EXCERPTED DATA ->
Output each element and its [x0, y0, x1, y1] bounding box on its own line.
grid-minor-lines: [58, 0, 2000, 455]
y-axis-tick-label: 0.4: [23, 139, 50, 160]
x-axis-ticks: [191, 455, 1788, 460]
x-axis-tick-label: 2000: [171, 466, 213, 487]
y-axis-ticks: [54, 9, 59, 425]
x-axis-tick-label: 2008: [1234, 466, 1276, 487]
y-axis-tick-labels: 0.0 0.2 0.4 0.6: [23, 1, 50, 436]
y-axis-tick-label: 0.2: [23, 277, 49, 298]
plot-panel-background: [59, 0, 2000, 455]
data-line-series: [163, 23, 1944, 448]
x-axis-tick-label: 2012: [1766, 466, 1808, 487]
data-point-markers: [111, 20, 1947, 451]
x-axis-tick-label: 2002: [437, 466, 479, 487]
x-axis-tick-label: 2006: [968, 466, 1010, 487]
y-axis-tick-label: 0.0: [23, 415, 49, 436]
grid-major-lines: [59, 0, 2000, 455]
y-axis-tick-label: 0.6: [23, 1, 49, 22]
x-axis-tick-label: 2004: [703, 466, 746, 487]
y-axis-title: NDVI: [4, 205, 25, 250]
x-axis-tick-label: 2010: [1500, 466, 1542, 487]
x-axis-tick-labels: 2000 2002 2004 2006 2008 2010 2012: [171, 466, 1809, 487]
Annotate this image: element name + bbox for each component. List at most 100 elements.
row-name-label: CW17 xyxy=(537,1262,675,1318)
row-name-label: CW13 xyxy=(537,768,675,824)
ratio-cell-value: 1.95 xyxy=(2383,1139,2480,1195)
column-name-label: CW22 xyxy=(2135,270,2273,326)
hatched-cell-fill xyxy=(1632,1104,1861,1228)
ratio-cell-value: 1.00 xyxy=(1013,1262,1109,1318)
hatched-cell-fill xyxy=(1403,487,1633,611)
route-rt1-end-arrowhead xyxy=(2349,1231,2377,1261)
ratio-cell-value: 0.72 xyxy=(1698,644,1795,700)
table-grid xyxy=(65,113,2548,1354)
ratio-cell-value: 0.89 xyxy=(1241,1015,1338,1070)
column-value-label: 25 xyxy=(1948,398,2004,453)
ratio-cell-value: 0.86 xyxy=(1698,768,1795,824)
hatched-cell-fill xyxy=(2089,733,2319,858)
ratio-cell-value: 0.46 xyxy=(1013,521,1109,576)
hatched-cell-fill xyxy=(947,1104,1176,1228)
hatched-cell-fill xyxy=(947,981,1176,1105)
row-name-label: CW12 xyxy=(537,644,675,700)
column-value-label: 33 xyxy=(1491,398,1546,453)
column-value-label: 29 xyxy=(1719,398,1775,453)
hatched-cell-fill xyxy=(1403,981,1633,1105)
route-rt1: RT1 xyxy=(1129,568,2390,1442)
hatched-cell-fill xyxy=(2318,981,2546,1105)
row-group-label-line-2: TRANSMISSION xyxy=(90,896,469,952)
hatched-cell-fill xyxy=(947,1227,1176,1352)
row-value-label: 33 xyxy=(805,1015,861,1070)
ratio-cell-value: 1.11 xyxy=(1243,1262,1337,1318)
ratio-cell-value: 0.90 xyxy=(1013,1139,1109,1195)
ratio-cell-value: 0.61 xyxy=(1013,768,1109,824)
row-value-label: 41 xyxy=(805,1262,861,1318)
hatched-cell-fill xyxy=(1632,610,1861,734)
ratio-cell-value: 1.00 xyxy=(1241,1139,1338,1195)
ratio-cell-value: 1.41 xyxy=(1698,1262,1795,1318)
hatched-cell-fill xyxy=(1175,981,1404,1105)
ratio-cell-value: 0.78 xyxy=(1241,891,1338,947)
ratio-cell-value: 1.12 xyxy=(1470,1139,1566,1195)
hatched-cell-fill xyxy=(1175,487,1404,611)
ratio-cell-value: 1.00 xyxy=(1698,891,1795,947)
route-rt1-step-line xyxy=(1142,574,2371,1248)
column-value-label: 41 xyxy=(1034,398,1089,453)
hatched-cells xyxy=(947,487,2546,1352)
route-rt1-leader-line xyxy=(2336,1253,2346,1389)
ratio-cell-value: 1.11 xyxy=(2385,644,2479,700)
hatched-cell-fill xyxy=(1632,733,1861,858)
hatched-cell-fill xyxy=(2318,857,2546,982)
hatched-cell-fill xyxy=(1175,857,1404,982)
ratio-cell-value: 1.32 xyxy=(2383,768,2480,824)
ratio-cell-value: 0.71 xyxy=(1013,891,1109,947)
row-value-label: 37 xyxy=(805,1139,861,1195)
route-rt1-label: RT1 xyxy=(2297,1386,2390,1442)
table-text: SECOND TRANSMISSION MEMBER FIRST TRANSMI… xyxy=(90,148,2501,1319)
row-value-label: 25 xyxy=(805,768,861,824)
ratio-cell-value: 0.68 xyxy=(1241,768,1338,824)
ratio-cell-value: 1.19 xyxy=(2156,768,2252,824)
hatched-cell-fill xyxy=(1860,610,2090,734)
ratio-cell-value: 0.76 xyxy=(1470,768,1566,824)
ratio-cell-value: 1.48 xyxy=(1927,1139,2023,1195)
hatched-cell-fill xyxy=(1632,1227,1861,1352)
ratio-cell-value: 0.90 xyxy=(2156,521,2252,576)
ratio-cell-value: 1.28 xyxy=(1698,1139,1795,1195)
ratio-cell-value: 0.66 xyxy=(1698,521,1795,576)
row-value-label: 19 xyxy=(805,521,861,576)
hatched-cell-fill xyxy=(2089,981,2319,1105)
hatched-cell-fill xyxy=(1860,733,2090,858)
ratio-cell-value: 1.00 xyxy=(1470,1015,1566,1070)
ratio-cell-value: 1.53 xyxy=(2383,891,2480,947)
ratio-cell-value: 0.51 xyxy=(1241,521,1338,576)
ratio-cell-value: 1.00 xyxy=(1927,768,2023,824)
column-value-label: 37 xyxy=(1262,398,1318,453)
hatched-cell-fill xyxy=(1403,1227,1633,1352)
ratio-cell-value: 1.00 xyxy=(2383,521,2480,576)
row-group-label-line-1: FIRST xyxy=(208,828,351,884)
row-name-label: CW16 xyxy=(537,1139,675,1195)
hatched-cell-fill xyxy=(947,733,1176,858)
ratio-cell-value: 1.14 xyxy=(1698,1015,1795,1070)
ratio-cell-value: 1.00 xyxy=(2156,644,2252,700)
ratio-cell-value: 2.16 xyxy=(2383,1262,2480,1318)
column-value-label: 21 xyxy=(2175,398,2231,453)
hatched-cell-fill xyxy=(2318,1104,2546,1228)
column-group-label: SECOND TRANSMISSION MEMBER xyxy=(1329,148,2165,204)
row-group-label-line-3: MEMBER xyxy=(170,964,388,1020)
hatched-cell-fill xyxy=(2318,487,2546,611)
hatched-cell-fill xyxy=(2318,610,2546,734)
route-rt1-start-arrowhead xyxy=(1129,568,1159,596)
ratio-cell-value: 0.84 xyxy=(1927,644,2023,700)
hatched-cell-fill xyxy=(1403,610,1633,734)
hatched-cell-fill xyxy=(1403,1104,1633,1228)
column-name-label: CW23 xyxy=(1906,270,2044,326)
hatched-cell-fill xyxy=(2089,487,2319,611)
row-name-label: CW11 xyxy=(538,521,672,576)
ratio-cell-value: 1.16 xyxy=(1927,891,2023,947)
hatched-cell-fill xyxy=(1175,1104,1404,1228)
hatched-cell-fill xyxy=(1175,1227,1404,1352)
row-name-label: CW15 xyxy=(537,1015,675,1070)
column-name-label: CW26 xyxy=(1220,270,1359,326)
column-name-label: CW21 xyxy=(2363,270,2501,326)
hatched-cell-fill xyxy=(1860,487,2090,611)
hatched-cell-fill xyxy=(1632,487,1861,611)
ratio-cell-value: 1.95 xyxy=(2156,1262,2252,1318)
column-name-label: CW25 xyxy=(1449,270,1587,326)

WRITTEN TASK -> Find every line in the data above that contains the string "route", matching case exactly, and copy each of those lines in full.

ANSWER FOR THIS EXERCISE ->
route-rt1-end-arrowhead xyxy=(2349,1231,2377,1261)
route-rt1: RT1 xyxy=(1129,568,2390,1442)
route-rt1-step-line xyxy=(1142,574,2371,1248)
route-rt1-leader-line xyxy=(2336,1253,2346,1389)
route-rt1-label: RT1 xyxy=(2297,1386,2390,1442)
route-rt1-start-arrowhead xyxy=(1129,568,1159,596)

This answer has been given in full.